羌语支在汉藏语系中的历史地位

2011-12-09 16:14孙宏开
关键词:辅音语音语法

孙宏开

(中国社会科学院民族学与人类学研究所,中国北京100001)

羌语支在汉藏语系中的历史地位

孙宏开

(中国社会科学院民族学与人类学研究所,中国北京100001)

羌语支语言仅仅十多种,使用人口也不足百万,在汉藏语系数百种语言的汪洋大海里,好比沧海一粟。但羌语支现存的许多语言事实,却给我们许多启示。根据羌语支语言的差异,在类型上呈链状演变这一历史实事,我们提出了历史类型学问题,它可能是语言发生学分类研究的一个重要的补充。这个命题由汉藏语系音节结构类型、语法结构类型、语序类型和语义分化和改变的历史演变等许多专题研究所组成。由于羌语支语言比较保守,对它的一些语言事实的深入研究也许会对汉藏语系历史比较研究有一些贡献。

▶ **练习任务 1**
逐字抄录条目，从条目第一行起，到含有“- bar-value: 49: [255, 409, 277, 431]”的那一行为止，首尾两行都要包括在内。
这些条目与上面的文章毫无关系。

▶ **所给条目**
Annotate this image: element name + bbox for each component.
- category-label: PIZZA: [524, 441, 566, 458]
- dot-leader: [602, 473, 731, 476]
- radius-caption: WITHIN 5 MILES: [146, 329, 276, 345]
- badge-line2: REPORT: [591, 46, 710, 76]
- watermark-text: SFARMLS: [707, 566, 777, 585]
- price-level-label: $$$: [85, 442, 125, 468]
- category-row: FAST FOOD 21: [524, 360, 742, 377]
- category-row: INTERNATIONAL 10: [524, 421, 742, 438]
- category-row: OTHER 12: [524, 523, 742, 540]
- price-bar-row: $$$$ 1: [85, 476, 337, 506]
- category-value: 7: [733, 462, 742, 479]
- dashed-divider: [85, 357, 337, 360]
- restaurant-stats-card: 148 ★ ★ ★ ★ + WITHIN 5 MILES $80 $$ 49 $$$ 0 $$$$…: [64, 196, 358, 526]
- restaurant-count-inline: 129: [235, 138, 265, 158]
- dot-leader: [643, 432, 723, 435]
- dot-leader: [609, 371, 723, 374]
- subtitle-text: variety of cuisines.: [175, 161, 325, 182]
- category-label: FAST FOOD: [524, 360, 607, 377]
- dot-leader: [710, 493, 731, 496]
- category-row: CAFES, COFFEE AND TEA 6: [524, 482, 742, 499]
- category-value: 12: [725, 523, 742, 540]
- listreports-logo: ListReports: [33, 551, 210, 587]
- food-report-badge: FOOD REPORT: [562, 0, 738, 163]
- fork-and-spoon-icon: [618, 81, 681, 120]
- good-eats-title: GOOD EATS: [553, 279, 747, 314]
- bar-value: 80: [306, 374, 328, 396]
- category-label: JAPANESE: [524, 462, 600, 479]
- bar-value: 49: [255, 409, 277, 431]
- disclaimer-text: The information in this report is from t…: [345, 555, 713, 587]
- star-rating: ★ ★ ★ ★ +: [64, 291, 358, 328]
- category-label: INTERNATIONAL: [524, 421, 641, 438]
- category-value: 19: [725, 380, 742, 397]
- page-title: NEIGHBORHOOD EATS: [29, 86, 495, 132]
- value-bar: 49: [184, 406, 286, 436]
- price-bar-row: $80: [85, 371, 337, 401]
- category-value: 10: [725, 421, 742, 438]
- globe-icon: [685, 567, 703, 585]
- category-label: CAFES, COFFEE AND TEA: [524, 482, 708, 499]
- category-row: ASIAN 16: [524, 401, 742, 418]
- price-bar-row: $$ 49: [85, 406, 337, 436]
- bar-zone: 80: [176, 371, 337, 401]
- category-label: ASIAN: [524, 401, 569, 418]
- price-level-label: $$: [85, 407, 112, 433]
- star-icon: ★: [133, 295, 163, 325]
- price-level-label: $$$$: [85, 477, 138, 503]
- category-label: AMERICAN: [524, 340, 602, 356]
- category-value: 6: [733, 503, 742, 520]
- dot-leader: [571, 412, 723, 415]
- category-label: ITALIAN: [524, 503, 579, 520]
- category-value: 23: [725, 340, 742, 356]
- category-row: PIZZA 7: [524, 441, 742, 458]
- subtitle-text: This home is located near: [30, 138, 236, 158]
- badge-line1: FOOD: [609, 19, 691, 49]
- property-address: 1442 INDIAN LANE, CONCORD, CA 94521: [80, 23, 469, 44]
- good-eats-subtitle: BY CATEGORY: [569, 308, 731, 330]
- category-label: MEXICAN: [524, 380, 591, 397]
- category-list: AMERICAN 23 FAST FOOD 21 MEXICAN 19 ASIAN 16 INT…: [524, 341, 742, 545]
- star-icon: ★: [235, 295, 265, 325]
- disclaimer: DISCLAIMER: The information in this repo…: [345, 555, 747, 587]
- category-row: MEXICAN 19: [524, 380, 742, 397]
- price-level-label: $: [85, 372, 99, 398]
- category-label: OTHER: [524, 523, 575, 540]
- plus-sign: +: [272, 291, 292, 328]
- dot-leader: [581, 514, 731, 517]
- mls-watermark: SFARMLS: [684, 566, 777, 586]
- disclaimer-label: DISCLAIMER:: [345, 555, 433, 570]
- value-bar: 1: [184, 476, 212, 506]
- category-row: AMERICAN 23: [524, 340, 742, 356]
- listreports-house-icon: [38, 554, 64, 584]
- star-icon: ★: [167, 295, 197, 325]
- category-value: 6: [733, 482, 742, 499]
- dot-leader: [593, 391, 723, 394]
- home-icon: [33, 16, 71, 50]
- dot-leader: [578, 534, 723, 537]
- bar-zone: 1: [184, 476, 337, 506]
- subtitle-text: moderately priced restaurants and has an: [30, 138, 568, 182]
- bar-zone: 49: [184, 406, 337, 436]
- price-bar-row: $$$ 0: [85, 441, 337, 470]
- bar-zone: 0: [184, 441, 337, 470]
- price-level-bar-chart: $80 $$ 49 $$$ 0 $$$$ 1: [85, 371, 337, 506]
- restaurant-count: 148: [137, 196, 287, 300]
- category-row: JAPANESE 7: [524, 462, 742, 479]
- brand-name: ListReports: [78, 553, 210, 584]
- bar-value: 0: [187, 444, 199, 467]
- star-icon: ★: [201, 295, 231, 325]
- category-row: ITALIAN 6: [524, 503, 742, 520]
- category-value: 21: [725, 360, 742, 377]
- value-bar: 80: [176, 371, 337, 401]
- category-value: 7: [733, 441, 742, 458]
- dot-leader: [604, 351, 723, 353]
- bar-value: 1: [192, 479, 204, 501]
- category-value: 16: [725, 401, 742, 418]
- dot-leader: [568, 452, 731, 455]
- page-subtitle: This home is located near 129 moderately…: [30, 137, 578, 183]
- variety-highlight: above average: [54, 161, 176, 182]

▶ **练习任务 2**
关于羌语支历史地位的那篇文章在最后一句之后该怎样接着写下去？

▶ **答案 1**
Annotate this image: element name + bbox for each component.
- category-label: PIZZA: [524, 441, 566, 458]
- dot-leader: [602, 473, 731, 476]
- radius-caption: WITHIN 5 MILES: [146, 329, 276, 345]
- badge-line2: REPORT: [591, 46, 710, 76]
- watermark-text: SFARMLS: [707, 566, 777, 585]
- price-level-label: $$$: [85, 442, 125, 468]
- category-row: FAST FOOD 21: [524, 360, 742, 377]
- category-row: INTERNATIONAL 10: [524, 421, 742, 438]
- category-row: OTHER 12: [524, 523, 742, 540]
- price-bar-row: $$$$ 1: [85, 476, 337, 506]
- category-value: 7: [733, 462, 742, 479]
- dashed-divider: [85, 357, 337, 360]
- restaurant-stats-card: 148 ★ ★ ★ ★ + WITHIN 5 MILES $80 $$ 49 $$$ 0 $$$$…: [64, 196, 358, 526]
- restaurant-count-inline: 129: [235, 138, 265, 158]
- dot-leader: [643, 432, 723, 435]
- dot-leader: [609, 371, 723, 374]
- subtitle-text: variety of cuisines.: [175, 161, 325, 182]
- category-label: FAST FOOD: [524, 360, 607, 377]
- dot-leader: [710, 493, 731, 496]
- category-row: CAFES, COFFEE AND TEA 6: [524, 482, 742, 499]
- category-value: 12: [725, 523, 742, 540]
- listreports-logo: ListReports: [33, 551, 210, 587]
- food-report-badge: FOOD REPORT: [562, 0, 738, 163]
- fork-and-spoon-icon: [618, 81, 681, 120]
- good-eats-title: GOOD EATS: [553, 279, 747, 314]
- bar-value: 80: [306, 374, 328, 396]
- category-label: JAPANESE: [524, 462, 600, 479]
- bar-value: 49: [255, 409, 277, 431]

▶ **答案 2**
羌语支;历史类型学;语言演变链;汉藏语系

藏缅语族中的羌语支,包括羌语、嘉戎语、尔龚语、拉坞戎语、普米语、木雅语、扎巴语、却域语、贵琼语、尔苏语、史兴语、纳木依语等活着的语言及其文献语言西夏语,有的语言还有差异很大的方言,如羌语、嘉戎语、木雅语、尔龚语、尔苏语、普米语。这些语言的方言,在境外一些学者看来,似乎都是不同的语言。例如羌语分南北两个方言12个土语;嘉戎语分东部、北部和西北部3个方言;木雅语分东部和西部两个方言;尔龚语分道孚、丹巴和壤塘3个方言;尔苏语分东部、中部和西部3个方言;普米语分南部和北部两个方言。

羌语支语言在汉藏语系中是一支比较保守的语言,也是保留古老面貌比较多的一些语言。这个语支主要分布在四川省西部和云南省的西北部,沿六江流域的河谷[1],由北到南的狭长地带。这个地区现在被学术界称为“藏彝走廊”[2]或民族走廊[3],是近20年来历史学、民族学、人类学、宗教学、考古学、语言学的一个研究热点。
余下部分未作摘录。